Stored records
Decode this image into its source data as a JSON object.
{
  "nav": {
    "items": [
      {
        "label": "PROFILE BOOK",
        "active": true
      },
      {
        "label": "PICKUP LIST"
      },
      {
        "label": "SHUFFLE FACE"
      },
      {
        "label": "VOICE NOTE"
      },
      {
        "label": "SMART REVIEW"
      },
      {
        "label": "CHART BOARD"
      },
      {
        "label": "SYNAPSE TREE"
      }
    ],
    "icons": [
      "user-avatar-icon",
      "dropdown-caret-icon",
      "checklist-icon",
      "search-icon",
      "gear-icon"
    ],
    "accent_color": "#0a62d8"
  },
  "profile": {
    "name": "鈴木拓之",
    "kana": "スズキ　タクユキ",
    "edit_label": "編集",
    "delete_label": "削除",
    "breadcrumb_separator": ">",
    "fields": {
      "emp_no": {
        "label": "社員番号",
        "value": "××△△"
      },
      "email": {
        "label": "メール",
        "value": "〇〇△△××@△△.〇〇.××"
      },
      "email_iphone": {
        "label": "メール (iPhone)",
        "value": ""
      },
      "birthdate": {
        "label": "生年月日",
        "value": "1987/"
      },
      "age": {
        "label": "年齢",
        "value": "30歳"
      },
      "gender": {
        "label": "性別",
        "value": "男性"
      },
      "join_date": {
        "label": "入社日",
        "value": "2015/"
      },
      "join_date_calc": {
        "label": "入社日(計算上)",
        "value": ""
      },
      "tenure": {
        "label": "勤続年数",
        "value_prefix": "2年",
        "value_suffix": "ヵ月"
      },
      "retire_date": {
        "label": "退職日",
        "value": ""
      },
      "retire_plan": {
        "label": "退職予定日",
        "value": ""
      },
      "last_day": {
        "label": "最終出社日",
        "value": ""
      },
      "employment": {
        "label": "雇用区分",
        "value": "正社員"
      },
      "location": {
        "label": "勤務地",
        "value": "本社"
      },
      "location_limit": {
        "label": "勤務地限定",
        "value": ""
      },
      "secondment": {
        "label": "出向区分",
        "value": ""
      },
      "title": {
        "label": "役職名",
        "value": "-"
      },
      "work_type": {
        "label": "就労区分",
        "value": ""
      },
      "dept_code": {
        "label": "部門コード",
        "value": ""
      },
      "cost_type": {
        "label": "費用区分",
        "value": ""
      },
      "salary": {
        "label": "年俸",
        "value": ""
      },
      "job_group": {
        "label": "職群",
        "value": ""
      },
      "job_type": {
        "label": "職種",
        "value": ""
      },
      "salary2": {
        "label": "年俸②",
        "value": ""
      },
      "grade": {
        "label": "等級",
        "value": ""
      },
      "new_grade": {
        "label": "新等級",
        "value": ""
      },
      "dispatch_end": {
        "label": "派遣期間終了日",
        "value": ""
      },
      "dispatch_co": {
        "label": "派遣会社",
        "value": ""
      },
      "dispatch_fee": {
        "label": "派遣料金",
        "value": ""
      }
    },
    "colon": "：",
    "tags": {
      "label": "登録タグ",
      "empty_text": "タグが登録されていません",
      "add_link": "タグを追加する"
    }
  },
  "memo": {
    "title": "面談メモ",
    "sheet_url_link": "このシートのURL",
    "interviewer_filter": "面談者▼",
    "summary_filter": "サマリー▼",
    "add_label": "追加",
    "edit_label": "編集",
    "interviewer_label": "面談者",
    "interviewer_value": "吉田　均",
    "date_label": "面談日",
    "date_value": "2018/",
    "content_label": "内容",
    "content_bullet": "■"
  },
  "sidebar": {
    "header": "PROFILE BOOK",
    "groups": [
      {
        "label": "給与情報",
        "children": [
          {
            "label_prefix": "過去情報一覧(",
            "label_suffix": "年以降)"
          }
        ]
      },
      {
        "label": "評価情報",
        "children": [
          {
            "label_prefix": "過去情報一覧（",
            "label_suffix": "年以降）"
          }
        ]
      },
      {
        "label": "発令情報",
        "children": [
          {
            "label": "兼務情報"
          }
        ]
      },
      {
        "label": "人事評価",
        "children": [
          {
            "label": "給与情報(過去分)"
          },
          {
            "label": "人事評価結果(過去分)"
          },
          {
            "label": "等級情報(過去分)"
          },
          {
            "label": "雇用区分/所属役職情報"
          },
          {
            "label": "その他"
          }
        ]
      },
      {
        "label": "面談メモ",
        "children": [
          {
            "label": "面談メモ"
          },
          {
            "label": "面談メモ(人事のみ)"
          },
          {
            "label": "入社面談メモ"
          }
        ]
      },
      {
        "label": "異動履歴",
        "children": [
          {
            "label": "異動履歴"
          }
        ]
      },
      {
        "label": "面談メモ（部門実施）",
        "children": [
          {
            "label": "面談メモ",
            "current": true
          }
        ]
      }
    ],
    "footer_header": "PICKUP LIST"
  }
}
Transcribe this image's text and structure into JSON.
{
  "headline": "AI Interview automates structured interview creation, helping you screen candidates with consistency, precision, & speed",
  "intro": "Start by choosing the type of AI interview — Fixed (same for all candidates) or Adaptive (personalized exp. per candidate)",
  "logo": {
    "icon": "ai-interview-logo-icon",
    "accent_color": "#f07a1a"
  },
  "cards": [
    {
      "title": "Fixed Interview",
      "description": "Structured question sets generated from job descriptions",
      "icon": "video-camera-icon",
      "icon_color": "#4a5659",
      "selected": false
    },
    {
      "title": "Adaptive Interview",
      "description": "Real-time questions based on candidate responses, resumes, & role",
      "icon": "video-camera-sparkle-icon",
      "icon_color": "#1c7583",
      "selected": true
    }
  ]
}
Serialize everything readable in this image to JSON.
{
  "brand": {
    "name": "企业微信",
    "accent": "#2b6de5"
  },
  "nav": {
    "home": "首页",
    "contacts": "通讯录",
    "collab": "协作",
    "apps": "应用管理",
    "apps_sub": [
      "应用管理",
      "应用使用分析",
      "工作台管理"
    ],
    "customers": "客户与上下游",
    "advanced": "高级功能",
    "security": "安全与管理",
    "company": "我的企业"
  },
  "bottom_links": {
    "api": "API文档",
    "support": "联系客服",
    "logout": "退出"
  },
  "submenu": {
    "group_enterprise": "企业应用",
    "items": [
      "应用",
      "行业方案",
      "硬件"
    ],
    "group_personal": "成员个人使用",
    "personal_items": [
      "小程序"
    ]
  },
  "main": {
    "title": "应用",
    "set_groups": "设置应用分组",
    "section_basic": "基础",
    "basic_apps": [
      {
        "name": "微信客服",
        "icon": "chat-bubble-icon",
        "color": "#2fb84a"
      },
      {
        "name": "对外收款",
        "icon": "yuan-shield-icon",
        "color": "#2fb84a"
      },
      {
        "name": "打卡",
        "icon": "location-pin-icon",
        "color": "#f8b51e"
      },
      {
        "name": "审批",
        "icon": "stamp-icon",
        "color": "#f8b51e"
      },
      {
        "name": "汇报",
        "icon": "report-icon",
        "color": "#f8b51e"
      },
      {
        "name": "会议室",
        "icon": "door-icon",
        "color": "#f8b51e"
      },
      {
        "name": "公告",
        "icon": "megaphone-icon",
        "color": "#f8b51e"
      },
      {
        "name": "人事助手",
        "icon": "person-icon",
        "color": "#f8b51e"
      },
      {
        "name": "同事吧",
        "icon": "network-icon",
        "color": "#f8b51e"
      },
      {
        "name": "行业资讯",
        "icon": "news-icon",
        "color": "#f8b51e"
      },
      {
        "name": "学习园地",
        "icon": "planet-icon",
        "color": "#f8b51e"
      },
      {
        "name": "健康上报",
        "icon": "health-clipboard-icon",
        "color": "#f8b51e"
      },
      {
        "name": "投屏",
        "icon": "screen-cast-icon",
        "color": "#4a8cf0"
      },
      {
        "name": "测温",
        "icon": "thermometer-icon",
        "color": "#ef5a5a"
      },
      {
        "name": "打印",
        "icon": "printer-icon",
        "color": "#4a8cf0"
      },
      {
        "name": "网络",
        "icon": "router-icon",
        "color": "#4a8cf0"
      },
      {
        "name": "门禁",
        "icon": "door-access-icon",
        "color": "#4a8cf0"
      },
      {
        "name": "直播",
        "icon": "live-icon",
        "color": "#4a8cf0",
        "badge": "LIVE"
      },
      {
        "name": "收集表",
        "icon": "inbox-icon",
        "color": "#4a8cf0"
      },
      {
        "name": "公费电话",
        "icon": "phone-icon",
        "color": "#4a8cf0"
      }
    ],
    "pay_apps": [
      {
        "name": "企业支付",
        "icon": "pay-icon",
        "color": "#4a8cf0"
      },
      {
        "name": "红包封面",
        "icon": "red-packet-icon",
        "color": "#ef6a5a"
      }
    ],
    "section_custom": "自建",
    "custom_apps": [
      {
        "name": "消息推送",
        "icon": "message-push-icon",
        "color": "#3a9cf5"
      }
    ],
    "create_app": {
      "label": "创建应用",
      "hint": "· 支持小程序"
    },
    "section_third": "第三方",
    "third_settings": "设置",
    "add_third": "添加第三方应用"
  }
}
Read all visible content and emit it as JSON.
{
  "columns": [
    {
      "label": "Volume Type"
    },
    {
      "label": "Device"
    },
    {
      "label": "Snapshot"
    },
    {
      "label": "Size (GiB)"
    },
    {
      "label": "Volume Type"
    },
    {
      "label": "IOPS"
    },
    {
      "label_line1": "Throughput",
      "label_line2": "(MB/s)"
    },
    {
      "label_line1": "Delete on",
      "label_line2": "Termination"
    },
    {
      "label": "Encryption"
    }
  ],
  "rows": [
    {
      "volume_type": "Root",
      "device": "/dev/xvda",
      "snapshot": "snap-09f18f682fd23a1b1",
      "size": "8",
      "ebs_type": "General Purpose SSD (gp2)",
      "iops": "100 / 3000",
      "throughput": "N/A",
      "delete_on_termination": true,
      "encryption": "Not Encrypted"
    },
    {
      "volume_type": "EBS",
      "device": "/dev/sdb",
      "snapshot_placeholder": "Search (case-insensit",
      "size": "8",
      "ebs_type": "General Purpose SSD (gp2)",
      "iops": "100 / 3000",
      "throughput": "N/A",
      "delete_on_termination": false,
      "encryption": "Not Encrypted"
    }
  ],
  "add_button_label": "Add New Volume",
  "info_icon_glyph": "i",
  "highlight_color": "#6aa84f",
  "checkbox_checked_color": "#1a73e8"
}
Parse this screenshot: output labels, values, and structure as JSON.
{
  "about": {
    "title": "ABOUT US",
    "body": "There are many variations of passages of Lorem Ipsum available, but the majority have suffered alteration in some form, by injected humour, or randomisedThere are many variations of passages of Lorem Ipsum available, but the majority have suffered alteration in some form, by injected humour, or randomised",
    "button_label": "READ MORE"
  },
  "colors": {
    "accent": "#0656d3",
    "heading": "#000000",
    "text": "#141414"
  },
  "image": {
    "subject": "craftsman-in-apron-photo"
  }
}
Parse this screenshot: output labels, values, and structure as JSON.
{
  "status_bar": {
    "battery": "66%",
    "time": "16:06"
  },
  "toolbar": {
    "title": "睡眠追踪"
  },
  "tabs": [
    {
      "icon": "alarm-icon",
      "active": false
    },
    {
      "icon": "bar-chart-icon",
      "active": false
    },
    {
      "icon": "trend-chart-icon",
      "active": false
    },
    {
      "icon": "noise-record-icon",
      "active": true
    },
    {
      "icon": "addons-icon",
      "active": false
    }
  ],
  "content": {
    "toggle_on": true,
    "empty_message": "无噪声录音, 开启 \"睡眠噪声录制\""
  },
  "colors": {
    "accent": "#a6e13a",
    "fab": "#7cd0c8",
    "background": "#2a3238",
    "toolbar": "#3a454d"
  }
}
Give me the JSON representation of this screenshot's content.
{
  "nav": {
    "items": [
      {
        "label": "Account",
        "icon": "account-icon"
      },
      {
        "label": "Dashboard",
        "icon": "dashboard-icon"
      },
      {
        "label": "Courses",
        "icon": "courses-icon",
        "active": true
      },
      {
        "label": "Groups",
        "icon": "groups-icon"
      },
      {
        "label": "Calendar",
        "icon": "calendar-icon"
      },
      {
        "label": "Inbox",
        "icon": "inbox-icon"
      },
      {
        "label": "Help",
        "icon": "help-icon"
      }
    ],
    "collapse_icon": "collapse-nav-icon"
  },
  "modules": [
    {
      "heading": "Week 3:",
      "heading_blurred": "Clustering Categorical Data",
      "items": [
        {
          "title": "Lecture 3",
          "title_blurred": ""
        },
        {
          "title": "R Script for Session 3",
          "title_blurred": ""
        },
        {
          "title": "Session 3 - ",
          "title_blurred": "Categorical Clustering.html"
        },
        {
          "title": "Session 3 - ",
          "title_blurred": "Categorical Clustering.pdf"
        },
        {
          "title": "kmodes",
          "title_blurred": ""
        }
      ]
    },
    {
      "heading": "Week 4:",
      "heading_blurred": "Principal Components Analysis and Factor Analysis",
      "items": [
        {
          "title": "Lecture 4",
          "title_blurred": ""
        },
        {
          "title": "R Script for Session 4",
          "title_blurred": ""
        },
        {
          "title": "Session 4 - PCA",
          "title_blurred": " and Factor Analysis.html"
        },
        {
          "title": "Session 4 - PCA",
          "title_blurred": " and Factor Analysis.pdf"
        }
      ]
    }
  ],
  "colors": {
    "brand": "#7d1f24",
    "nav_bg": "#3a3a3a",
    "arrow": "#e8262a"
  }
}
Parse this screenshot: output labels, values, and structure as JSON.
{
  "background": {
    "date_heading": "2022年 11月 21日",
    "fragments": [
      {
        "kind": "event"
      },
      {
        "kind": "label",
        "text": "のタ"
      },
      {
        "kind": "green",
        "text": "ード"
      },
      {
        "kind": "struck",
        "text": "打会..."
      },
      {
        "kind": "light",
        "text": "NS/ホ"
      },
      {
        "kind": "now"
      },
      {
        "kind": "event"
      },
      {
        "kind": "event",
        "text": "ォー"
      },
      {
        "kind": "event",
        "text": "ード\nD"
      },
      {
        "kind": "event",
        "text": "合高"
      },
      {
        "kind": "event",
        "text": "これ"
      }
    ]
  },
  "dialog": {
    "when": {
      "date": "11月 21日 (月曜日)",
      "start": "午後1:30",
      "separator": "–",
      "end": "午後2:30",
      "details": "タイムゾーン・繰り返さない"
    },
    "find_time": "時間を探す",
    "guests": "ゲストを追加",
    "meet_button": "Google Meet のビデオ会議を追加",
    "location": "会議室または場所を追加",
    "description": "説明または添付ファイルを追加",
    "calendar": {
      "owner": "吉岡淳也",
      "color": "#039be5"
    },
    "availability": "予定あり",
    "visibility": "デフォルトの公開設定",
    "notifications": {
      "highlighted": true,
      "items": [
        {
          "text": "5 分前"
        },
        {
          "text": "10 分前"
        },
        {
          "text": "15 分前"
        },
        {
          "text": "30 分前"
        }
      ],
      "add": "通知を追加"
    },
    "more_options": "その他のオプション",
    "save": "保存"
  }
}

Work to complete
Out of the material above, select every line that holds the string "JSON".

Answer to this exercise
Decode this image into its source data as a JSON object.
Transcribe this image's text and structure into JSON.
Serialize everything readable in this image to JSON.
Read all visible content and emit it as JSON.
Parse this screenshot: output labels, values, and structure as JSON.
Parse this screenshot: output labels, values, and structure as JSON.
Give me the JSON representation of this screenshot's content.
Parse this screenshot: output labels, values, and structure as JSON.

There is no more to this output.